**Set problem:** Extract the text of every entry below exactly; leave images out.

**Items:**
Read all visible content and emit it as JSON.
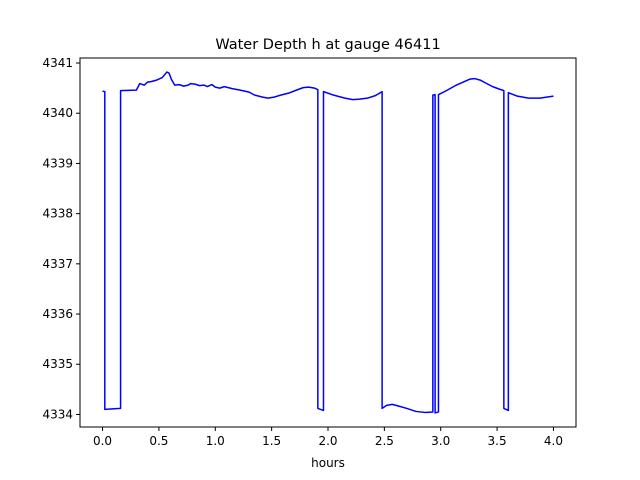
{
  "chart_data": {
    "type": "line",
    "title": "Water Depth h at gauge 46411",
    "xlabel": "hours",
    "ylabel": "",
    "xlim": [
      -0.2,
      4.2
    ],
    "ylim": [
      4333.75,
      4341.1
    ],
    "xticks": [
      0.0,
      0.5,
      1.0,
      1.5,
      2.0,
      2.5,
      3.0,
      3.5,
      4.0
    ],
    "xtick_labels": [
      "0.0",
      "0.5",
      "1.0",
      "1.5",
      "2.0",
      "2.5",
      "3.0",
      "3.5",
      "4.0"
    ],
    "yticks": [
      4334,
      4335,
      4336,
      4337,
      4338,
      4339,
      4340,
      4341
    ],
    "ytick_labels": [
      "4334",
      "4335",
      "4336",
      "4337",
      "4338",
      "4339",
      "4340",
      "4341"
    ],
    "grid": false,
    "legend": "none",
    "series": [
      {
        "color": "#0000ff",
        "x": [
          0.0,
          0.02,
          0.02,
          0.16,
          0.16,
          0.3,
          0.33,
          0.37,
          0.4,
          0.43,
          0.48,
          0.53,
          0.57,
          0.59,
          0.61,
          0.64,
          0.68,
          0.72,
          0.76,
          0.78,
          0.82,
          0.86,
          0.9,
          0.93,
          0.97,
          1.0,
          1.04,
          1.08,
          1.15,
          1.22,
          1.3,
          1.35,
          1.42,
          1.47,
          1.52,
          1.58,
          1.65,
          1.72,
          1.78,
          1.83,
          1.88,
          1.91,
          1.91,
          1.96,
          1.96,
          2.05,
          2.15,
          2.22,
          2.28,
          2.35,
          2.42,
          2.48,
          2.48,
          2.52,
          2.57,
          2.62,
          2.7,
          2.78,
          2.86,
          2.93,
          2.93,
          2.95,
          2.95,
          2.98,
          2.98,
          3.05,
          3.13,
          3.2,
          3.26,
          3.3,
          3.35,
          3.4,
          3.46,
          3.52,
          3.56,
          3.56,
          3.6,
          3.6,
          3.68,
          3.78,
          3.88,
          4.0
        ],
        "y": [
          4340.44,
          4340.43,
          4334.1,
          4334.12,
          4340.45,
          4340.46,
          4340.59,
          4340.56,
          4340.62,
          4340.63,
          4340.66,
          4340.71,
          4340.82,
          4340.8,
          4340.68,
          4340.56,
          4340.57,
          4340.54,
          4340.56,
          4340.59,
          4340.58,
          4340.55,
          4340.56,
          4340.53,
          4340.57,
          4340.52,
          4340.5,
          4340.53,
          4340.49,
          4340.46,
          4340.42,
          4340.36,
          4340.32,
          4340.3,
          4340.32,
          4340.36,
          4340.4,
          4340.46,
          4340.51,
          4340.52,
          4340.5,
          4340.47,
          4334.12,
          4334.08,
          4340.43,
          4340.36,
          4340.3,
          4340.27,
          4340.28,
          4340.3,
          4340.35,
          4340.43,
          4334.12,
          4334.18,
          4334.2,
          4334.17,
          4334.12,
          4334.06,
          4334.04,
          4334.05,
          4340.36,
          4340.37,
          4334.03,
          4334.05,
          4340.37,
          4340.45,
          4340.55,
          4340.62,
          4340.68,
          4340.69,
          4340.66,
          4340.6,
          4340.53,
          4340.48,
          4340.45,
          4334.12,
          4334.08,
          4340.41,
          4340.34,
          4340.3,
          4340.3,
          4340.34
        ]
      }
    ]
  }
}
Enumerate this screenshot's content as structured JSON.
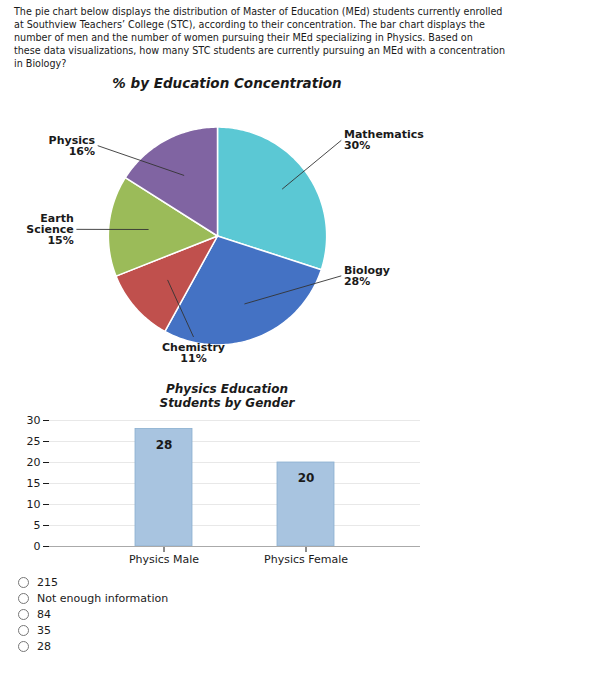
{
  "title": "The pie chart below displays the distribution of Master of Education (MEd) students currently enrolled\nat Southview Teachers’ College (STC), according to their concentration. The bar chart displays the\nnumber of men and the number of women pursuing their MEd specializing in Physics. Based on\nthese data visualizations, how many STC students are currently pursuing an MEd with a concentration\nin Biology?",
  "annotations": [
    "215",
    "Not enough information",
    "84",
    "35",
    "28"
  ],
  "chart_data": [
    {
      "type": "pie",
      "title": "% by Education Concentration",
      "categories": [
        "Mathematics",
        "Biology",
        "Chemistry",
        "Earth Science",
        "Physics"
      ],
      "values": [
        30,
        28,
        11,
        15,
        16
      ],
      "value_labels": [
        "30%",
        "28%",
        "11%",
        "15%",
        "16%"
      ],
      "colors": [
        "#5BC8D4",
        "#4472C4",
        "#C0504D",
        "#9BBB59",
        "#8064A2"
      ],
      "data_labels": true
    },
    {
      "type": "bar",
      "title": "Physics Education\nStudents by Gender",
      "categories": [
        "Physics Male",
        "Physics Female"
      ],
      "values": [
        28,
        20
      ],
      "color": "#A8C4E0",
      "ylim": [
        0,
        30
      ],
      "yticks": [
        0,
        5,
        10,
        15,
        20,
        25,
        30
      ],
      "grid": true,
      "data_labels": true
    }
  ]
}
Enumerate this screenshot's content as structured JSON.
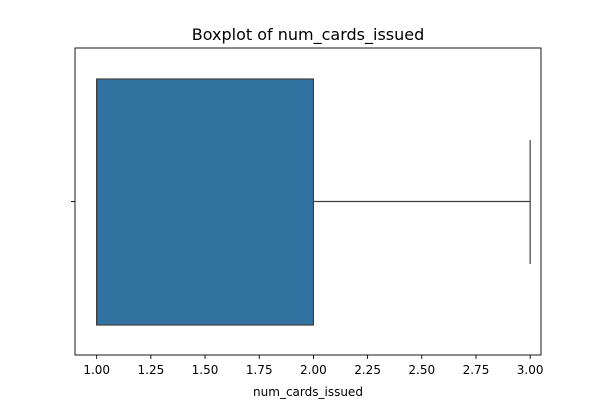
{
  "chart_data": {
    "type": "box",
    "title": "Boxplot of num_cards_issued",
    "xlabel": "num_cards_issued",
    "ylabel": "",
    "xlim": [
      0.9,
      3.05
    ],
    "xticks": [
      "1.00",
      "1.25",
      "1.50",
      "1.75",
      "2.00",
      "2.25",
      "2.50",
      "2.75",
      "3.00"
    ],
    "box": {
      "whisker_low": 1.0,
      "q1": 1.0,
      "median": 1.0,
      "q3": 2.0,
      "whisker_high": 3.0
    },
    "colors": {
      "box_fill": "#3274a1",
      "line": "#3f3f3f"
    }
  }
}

**Task result:**
Read all visible content and emit it as JSON.
{
  "chart_data": {
    "type": "line",
    "title": "Water Depth h at gauge 46411",
    "xlabel": "hours",
    "ylabel": "",
    "xlim": [
      -0.2,
      4.2
    ],
    "ylim": [
      4333.75,
      4341.1
    ],
    "xticks": [
      0.0,
      0.5,
      1.0,
      1.5,
      2.0,
      2.5,
      3.0,
      3.5,
      4.0
    ],
    "xtick_labels": [
      "0.0",
      "0.5",
      "1.0",
      "1.5",
      "2.0",
      "2.5",
      "3.0",
      "3.5",
      "4.0"
    ],
    "yticks": [
      4334,
      4335,
      4336,
      4337,
      4338,
      4339,
      4340,
      4341
    ],
    "ytick_labels": [
      "4334",
      "4335",
      "4336",
      "4337",
      "4338",
      "4339",
      "4340",
      "4341"
    ],
    "grid": false,
    "legend": "none",
    "series": [
      {
        "color": "#0000ff",
        "x": [
          0.0,
          0.02,
          0.02,
          0.16,
          0.16,
          0.3,
          0.33,
          0.37,
          0.4,
          0.43,
          0.48,
          0.53,
          0.57,
          0.59,
          0.61,
          0.64,
          0.68,
          0.72,
          0.76,
          0.78,
          0.82,
          0.86,
          0.9,
          0.93,
          0.97,
          1.0,
          1.04,
          1.08,
          1.15,
          1.22,
          1.3,
          1.35,
          1.42,
          1.47,
          1.52,
          1.58,
          1.65,
          1.72,
          1.78,
          1.83,
          1.88,
          1.91,
          1.91,
          1.96,
          1.96,
          2.05,
          2.15,
          2.22,
          2.28,
          2.35,
          2.42,
          2.48,
          2.48,
          2.52,
          2.57,
          2.62,
          2.7,
          2.78,
          2.86,
          2.93,
          2.93,
          2.95,
          2.95,
          2.98,
          2.98,
          3.05,
          3.13,
          3.2,
          3.26,
          3.3,
          3.35,
          3.4,
          3.46,
          3.52,
          3.56,
          3.56,
          3.6,
          3.6,
          3.68,
          3.78,
          3.88,
          4.0
        ],
        "y": [
          4340.44,
          4340.43,
          4334.1,
          4334.12,
          4340.45,
          4340.46,
          4340.59,
          4340.56,
          4340.62,
          4340.63,
          4340.66,
          4340.71,
          4340.82,
          4340.8,
          4340.68,
          4340.56,
          4340.57,
          4340.54,
          4340.56,
          4340.59,
          4340.58,
          4340.55,
          4340.56,
          4340.53,
          4340.57,
          4340.52,
          4340.5,
          4340.53,
          4340.49,
          4340.46,
          4340.42,
          4340.36,
          4340.32,
          4340.3,
          4340.32,
          4340.36,
          4340.4,
          4340.46,
          4340.51,
          4340.52,
          4340.5,
          4340.47,
          4334.12,
          4334.08,
          4340.43,
          4340.36,
          4340.3,
          4340.27,
          4340.28,
          4340.3,
          4340.35,
          4340.43,
          4334.12,
          4334.18,
          4334.2,
          4334.17,
          4334.12,
          4334.06,
          4334.04,
          4334.05,
          4340.36,
          4340.37,
          4334.03,
          4334.05,
          4340.37,
          4340.45,
          4340.55,
          4340.62,
          4340.68,
          4340.69,
          4340.66,
          4340.6,
          4340.53,
          4340.48,
          4340.45,
          4334.12,
          4334.08,
          4340.41,
          4340.34,
          4340.3,
          4340.3,
          4340.34
        ]
      }
    ]
  }
}
Enumerate this screenshot's content as structured JSON.
{
  "title": "The pie chart below displays the distribution of Master of Education (MEd) students currently enrolled\nat Southview Teachers’ College (STC), according to their concentration. The bar chart displays the\nnumber of men and the number of women pursuing their MEd specializing in Physics. Based on\nthese data visualizations, how many STC students are currently pursuing an MEd with a concentration\nin Biology?",
  "annotations": [
    "215",
    "Not enough information",
    "84",
    "35",
    "28"
  ],
  "chart_data": [
    {
      "type": "pie",
      "title": "% by Education Concentration",
      "categories": [
        "Mathematics",
        "Biology",
        "Chemistry",
        "Earth Science",
        "Physics"
      ],
      "values": [
        30,
        28,
        11,
        15,
        16
      ],
      "value_labels": [
        "30%",
        "28%",
        "11%",
        "15%",
        "16%"
      ],
      "colors": [
        "#5BC8D4",
        "#4472C4",
        "#C0504D",
        "#9BBB59",
        "#8064A2"
      ],
      "data_labels": true
    },
    {
      "type": "bar",
      "title": "Physics Education\nStudents by Gender",
      "categories": [
        "Physics Male",
        "Physics Female"
      ],
      "values": [
        28,
        20
      ],
      "color": "#A8C4E0",
      "ylim": [
        0,
        30
      ],
      "yticks": [
        0,
        5,
        10,
        15,
        20,
        25,
        30
      ],
      "grid": true,
      "data_labels": true
    }
  ]
}
Enumerate this screenshot's content as structured JSON.
{
  "chart_data": {
    "type": "box",
    "title": "Boxplot of num_cards_issued",
    "xlabel": "num_cards_issued",
    "ylabel": "",
    "xlim": [
      0.9,
      3.05
    ],
    "xticks": [
      "1.00",
      "1.25",
      "1.50",
      "1.75",
      "2.00",
      "2.25",
      "2.50",
      "2.75",
      "3.00"
    ],
    "box": {
      "whisker_low": 1.0,
      "q1": 1.0,
      "median": 1.0,
      "q3": 2.0,
      "whisker_high": 3.0
    },
    "colors": {
      "box_fill": "#3274a1",
      "line": "#3f3f3f"
    }
  }
}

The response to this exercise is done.